§ Task instructions: Please copy each line from the entries that contains the string "ymail".

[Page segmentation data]

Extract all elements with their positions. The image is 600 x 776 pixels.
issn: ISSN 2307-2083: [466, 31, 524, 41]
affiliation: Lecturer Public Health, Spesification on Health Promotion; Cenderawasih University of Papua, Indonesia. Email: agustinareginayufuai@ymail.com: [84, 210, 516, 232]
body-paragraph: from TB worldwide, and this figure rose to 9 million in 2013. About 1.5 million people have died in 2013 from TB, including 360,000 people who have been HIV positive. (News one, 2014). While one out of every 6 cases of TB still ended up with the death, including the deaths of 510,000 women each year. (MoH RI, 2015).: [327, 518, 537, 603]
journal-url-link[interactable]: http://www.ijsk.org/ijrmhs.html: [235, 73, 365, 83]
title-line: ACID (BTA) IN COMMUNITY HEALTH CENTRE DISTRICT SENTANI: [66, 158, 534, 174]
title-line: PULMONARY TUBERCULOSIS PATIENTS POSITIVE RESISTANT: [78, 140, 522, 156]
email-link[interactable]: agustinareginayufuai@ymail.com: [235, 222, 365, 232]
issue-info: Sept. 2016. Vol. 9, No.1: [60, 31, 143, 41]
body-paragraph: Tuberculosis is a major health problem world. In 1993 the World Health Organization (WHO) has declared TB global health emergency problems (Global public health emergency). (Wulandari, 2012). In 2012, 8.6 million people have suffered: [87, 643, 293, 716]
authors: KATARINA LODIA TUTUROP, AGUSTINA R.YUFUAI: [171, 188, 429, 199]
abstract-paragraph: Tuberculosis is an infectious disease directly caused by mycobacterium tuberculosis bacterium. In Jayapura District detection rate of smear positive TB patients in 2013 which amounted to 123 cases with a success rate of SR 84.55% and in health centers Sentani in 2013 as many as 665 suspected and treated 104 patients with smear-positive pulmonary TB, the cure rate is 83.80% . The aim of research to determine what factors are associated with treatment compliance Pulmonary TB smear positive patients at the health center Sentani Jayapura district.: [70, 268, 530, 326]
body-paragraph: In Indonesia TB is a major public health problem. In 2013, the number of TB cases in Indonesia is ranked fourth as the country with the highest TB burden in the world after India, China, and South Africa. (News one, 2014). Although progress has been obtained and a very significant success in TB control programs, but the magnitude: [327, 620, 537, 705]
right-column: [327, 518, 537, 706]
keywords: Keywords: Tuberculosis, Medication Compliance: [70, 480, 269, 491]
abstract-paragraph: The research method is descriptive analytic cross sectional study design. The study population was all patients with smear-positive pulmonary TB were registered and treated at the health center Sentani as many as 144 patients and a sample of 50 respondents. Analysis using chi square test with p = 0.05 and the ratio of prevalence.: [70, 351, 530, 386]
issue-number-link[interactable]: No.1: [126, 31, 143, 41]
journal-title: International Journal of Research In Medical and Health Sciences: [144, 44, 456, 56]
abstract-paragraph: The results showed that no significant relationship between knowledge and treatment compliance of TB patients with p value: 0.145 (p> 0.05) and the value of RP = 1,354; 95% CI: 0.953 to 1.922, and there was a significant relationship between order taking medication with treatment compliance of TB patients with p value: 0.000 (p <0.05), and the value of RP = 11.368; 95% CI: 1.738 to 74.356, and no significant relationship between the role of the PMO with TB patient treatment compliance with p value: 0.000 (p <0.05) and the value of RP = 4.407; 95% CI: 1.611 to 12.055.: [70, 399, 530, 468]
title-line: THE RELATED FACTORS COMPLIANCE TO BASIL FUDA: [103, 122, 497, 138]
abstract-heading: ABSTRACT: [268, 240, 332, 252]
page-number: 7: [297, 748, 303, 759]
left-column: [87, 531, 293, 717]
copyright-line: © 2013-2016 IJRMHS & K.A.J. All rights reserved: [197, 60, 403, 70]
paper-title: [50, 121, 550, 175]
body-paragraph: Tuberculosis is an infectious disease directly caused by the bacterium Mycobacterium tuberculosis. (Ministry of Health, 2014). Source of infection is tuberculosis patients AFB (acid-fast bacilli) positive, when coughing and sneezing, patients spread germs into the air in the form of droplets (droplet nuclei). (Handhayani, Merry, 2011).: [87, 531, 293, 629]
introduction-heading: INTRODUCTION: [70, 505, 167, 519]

§ Finished exercise:
affiliation: Lecturer Public Health, Spesification on Health Promotion; Cenderawasih University of Papua, Indonesia. Email: agustinareginayufuai@ymail.com: [84, 210, 516, 232]
email-link[interactable]: agustinareginayufuai@ymail.com: [235, 222, 365, 232]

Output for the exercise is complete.